● **What needs to be done**
Provide the data again in its entirety, exactly as given.

● **Material supplied**
....

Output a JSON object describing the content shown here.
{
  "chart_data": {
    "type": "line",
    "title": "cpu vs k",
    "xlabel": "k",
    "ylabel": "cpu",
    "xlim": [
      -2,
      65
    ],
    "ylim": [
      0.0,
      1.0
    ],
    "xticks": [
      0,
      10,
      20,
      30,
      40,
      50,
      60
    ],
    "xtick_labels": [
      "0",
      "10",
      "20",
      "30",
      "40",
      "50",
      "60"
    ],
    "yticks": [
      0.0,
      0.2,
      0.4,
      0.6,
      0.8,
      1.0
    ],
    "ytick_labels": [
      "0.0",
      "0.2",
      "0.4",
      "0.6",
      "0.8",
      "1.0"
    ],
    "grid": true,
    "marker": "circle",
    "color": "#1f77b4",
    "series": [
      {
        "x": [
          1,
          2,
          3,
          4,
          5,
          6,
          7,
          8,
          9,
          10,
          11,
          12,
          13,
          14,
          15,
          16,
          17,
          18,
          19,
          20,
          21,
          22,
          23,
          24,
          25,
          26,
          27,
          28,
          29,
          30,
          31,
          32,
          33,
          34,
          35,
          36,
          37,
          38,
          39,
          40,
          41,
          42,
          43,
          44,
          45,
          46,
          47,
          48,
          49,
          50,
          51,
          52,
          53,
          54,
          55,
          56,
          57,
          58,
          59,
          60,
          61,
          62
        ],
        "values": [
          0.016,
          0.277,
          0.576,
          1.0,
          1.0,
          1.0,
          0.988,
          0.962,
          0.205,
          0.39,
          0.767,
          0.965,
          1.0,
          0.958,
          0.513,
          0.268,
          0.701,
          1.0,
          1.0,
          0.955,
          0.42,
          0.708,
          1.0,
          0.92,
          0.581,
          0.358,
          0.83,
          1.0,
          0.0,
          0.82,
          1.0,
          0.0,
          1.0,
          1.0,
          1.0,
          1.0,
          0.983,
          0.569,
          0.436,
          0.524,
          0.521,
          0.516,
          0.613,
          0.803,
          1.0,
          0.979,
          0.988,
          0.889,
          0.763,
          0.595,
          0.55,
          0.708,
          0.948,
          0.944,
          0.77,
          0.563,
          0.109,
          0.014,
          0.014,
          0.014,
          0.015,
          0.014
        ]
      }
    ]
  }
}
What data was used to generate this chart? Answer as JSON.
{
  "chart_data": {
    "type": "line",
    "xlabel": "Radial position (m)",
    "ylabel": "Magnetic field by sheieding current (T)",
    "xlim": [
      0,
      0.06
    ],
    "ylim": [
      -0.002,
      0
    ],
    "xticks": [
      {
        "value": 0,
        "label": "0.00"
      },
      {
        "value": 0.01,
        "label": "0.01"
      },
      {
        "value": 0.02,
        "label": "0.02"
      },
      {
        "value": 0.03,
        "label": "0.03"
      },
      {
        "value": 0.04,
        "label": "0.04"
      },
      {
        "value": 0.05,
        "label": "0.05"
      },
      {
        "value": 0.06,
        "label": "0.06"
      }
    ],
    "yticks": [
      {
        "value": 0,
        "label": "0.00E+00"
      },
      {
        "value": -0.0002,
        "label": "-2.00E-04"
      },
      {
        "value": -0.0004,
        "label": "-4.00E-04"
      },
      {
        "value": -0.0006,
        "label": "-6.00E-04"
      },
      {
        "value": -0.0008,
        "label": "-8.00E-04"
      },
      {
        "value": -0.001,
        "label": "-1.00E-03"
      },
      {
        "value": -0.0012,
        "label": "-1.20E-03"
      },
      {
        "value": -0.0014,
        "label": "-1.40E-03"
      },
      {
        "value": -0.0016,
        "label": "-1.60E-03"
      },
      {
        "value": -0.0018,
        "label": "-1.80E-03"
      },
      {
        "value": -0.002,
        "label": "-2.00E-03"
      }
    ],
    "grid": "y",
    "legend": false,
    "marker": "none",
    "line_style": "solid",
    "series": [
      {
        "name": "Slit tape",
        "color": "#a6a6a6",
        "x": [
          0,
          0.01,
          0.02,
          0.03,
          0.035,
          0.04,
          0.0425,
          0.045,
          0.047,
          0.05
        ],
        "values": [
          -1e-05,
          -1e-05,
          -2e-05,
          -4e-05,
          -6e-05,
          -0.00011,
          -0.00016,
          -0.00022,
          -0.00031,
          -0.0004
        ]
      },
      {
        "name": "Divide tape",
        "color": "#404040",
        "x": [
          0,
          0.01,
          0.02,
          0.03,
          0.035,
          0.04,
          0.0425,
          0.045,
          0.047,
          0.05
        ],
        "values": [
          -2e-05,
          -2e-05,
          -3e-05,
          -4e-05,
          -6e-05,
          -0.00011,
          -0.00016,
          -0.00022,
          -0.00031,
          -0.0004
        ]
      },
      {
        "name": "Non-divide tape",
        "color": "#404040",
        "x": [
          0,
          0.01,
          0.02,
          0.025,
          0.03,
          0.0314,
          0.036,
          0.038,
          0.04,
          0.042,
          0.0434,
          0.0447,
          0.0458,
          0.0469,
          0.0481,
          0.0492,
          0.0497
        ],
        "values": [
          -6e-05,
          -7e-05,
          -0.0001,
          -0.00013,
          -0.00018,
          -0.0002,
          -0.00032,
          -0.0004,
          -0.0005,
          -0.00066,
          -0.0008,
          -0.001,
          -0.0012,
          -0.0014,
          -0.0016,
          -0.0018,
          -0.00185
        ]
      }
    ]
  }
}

....

● **Exercise result**
Output a JSON object describing the content shown here.
{
  "chart_data": {
    "type": "line",
    "title": "cpu vs k",
    "xlabel": "k",
    "ylabel": "cpu",
    "xlim": [
      -2,
      65
    ],
    "ylim": [
      0.0,
      1.0
    ],
    "xticks": [
      0,
      10,
      20,
      30,
      40,
      50,
      60
    ],
    "xtick_labels": [
      "0",
      "10",
      "20",
      "30",
      "40",
      "50",
      "60"
    ],
    "yticks": [
      0.0,
      0.2,
      0.4,
      0.6,
      0.8,
      1.0
    ],
    "ytick_labels": [
      "0.0",
      "0.2",
      "0.4",
      "0.6",
      "0.8",
      "1.0"
    ],
    "grid": true,
    "marker": "circle",
    "color": "#1f77b4",
    "series": [
      {
        "x": [
          1,
          2,
          3,
          4,
          5,
          6,
          7,
          8,
          9,
          10,
          11,
          12,
          13,
          14,
          15,
          16,
          17,
          18,
          19,
          20,
          21,
          22,
          23,
          24,
          25,
          26,
          27,
          28,
          29,
          30,
          31,
          32,
          33,
          34,
          35,
          36,
          37,
          38,
          39,
          40,
          41,
          42,
          43,
          44,
          45,
          46,
          47,
          48,
          49,
          50,
          51,
          52,
          53,
          54,
          55,
          56,
          57,
          58,
          59,
          60,
          61,
          62
        ],
        "values": [
          0.016,
          0.277,
          0.576,
          1.0,
          1.0,
          1.0,
          0.988,
          0.962,
          0.205,
          0.39,
          0.767,
          0.965,
          1.0,
          0.958,
          0.513,
          0.268,
          0.701,
          1.0,
          1.0,
          0.955,
          0.42,
          0.708,
          1.0,
          0.92,
          0.581,
          0.358,
          0.83,
          1.0,
          0.0,
          0.82,
          1.0,
          0.0,
          1.0,
          1.0,
          1.0,
          1.0,
          0.983,
          0.569,
          0.436,
          0.524,
          0.521,
          0.516,
          0.613,
          0.803,
          1.0,
          0.979,
          0.988,
          0.889,
          0.763,
          0.595,
          0.55,
          0.708,
          0.948,
          0.944,
          0.77,
          0.563,
          0.109,
          0.014,
          0.014,
          0.014,
          0.015,
          0.014
        ]
      }
    ]
  }
}
What data was used to generate this chart? Answer as JSON.
{
  "chart_data": {
    "type": "line",
    "xlabel": "Radial position (m)",
    "ylabel": "Magnetic field by sheieding current (T)",
    "xlim": [
      0,
      0.06
    ],
    "ylim": [
      -0.002,
      0
    ],
    "xticks": [
      {
        "value": 0,
        "label": "0.00"
      },
      {
        "value": 0.01,
        "label": "0.01"
      },
      {
        "value": 0.02,
        "label": "0.02"
      },
      {
        "value": 0.03,
        "label": "0.03"
      },
      {
        "value": 0.04,
        "label": "0.04"
      },
      {
        "value": 0.05,
        "label": "0.05"
      },
      {
        "value": 0.06,
        "label": "0.06"
      }
    ],
    "yticks": [
      {
        "value": 0,
        "label": "0.00E+00"
      },
      {
        "value": -0.0002,
        "label": "-2.00E-04"
      },
      {
        "value": -0.0004,
        "label": "-4.00E-04"
      },
      {
        "value": -0.0006,
        "label": "-6.00E-04"
      },
      {
        "value": -0.0008,
        "label": "-8.00E-04"
      },
      {
        "value": -0.001,
        "label": "-1.00E-03"
      },
      {
        "value": -0.0012,
        "label": "-1.20E-03"
      },
      {
        "value": -0.0014,
        "label": "-1.40E-03"
      },
      {
        "value": -0.0016,
        "label": "-1.60E-03"
      },
      {
        "value": -0.0018,
        "label": "-1.80E-03"
      },
      {
        "value": -0.002,
        "label": "-2.00E-03"
      }
    ],
    "grid": "y",
    "legend": false,
    "marker": "none",
    "line_style": "solid",
    "series": [
      {
        "name": "Slit tape",
        "color": "#a6a6a6",
        "x": [
          0,
          0.01,
          0.02,
          0.03,
          0.035,
          0.04,
          0.0425,
          0.045,
          0.047,
          0.05
        ],
        "values": [
          -1e-05,
          -1e-05,
          -2e-05,
          -4e-05,
          -6e-05,
          -0.00011,
          -0.00016,
          -0.00022,
          -0.00031,
          -0.0004
        ]
      },
      {
        "name": "Divide tape",
        "color": "#404040",
        "x": [
          0,
          0.01,
          0.02,
          0.03,
          0.035,
          0.04,
          0.0425,
          0.045,
          0.047,
          0.05
        ],
        "values": [
          -2e-05,
          -2e-05,
          -3e-05,
          -4e-05,
          -6e-05,
          -0.00011,
          -0.00016,
          -0.00022,
          -0.00031,
          -0.0004
        ]
      },
      {
        "name": "Non-divide tape",
        "color": "#404040",
        "x": [
          0,
          0.01,
          0.02,
          0.025,
          0.03,
          0.0314,
          0.036,
          0.038,
          0.04,
          0.042,
          0.0434,
          0.0447,
          0.0458,
          0.0469,
          0.0481,
          0.0492,
          0.0497
        ],
        "values": [
          -6e-05,
          -7e-05,
          -0.0001,
          -0.00013,
          -0.00018,
          -0.0002,
          -0.00032,
          -0.0004,
          -0.0005,
          -0.00066,
          -0.0008,
          -0.001,
          -0.0012,
          -0.0014,
          -0.0016,
          -0.0018,
          -0.00185
        ]
      }
    ]
  }
}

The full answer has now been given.